Stored items:
** Begin **
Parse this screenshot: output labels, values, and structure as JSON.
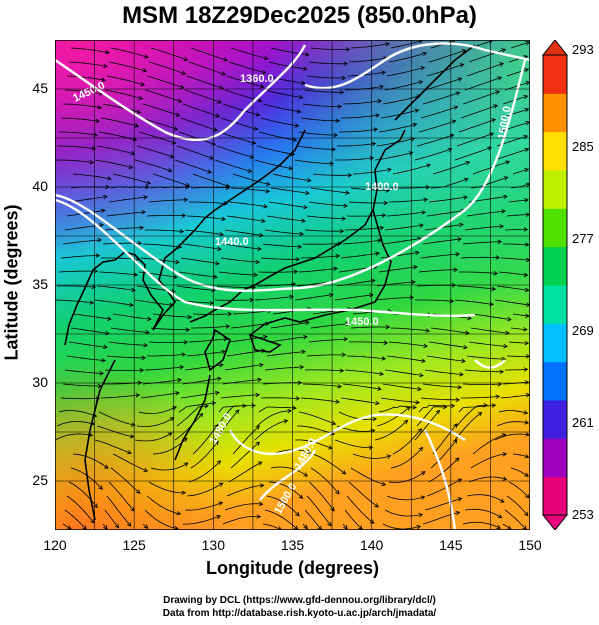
{
  "title": "MSM 18Z29Dec2025 (850.0hPa)",
  "map": {
    "x_axis": {
      "label": "Longitude (degrees)",
      "range": [
        120,
        150
      ],
      "ticks": [
        "120",
        "125",
        "130",
        "135",
        "140",
        "145",
        "150"
      ]
    },
    "y_axis": {
      "label": "Latitude  (degrees)",
      "range": [
        22.5,
        47.5
      ],
      "ticks": [
        "25",
        "30",
        "35",
        "40",
        "45"
      ]
    },
    "grid": true,
    "shading": "temperature",
    "overlay": [
      "streamlines",
      "geopotential height contours",
      "coastlines"
    ],
    "contour_labels": [
      "1360.0",
      "1400.0",
      "1440.0",
      "1450.0",
      "1450.0",
      "1480.0",
      "1480.0",
      "1500.0",
      "1500.0"
    ]
  },
  "colorbar": {
    "range": [
      253,
      293
    ],
    "ticks": [
      "293",
      "285",
      "277",
      "269",
      "261",
      "253"
    ],
    "colors": [
      "#e8007a",
      "#a000c0",
      "#4020e0",
      "#0070ff",
      "#00c0ff",
      "#00e0a0",
      "#00d050",
      "#50e000",
      "#c0f000",
      "#ffe000",
      "#ff9000",
      "#f03010"
    ]
  },
  "credits": {
    "line1": "Drawing by DCL (https://www.gfd-dennou.org/library/dcl/)",
    "line2": "Data from http://database.rish.kyoto-u.ac.jp/arch/jmadata/"
  }
}
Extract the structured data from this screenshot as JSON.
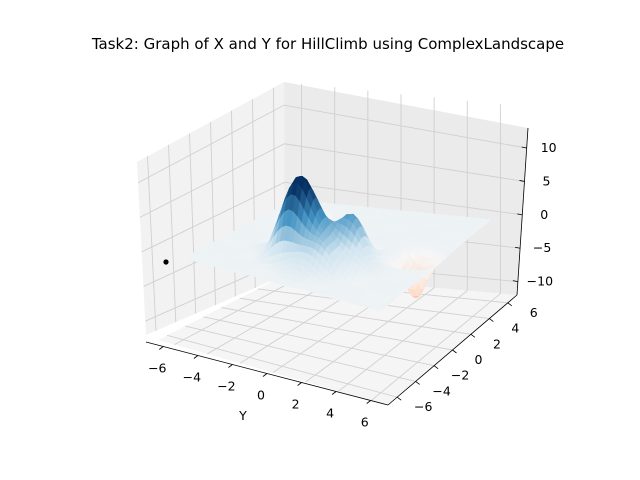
** End **
→ Job
Pull out and copy each line containing the string "from".

→ Solution to this task
    "line2": "Data from http://database.rish.kyoto-u.ac.jp/arch/jmadata/"
Extract the structured data from this screenshot as JSON.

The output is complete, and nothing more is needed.